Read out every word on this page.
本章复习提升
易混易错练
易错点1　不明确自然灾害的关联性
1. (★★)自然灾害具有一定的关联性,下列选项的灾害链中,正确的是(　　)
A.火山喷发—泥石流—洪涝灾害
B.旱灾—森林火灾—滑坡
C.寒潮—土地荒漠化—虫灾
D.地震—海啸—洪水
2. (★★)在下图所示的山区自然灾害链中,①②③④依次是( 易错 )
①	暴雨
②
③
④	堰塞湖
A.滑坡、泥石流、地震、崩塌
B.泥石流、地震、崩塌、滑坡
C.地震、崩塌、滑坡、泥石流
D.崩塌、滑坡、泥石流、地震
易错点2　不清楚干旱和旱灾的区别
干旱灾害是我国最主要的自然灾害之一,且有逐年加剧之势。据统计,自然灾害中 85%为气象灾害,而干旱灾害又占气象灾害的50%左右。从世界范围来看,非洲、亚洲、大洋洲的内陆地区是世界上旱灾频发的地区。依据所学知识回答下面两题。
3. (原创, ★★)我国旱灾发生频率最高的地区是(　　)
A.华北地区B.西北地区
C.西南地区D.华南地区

Set exercise
Using the data above, repeat every line exactly.

Answer below
Read out every word on this page.
本章复习提升
易混易错练
易错点1　不明确自然灾害的关联性
1. (★★)自然灾害具有一定的关联性,下列选项的灾害链中,正确的是(　　)
A.火山喷发—泥石流—洪涝灾害
B.旱灾—森林火灾—滑坡
C.寒潮—土地荒漠化—虫灾
D.地震—海啸—洪水
2. (★★)在下图所示的山区自然灾害链中,①②③④依次是( 易错 )
①	暴雨
②
③
④	堰塞湖
A.滑坡、泥石流、地震、崩塌
B.泥石流、地震、崩塌、滑坡
C.地震、崩塌、滑坡、泥石流
D.崩塌、滑坡、泥石流、地震
易错点2　不清楚干旱和旱灾的区别
干旱灾害是我国最主要的自然灾害之一,且有逐年加剧之势。据统计,自然灾害中 85%为气象灾害,而干旱灾害又占气象灾害的50%左右。从世界范围来看,非洲、亚洲、大洋洲的内陆地区是世界上旱灾频发的地区。依据所学知识回答下面两题。
3. (原创, ★★)我国旱灾发生频率最高的地区是(　　)
A.华北地区B.西北地区
C.西南地区D.华南地区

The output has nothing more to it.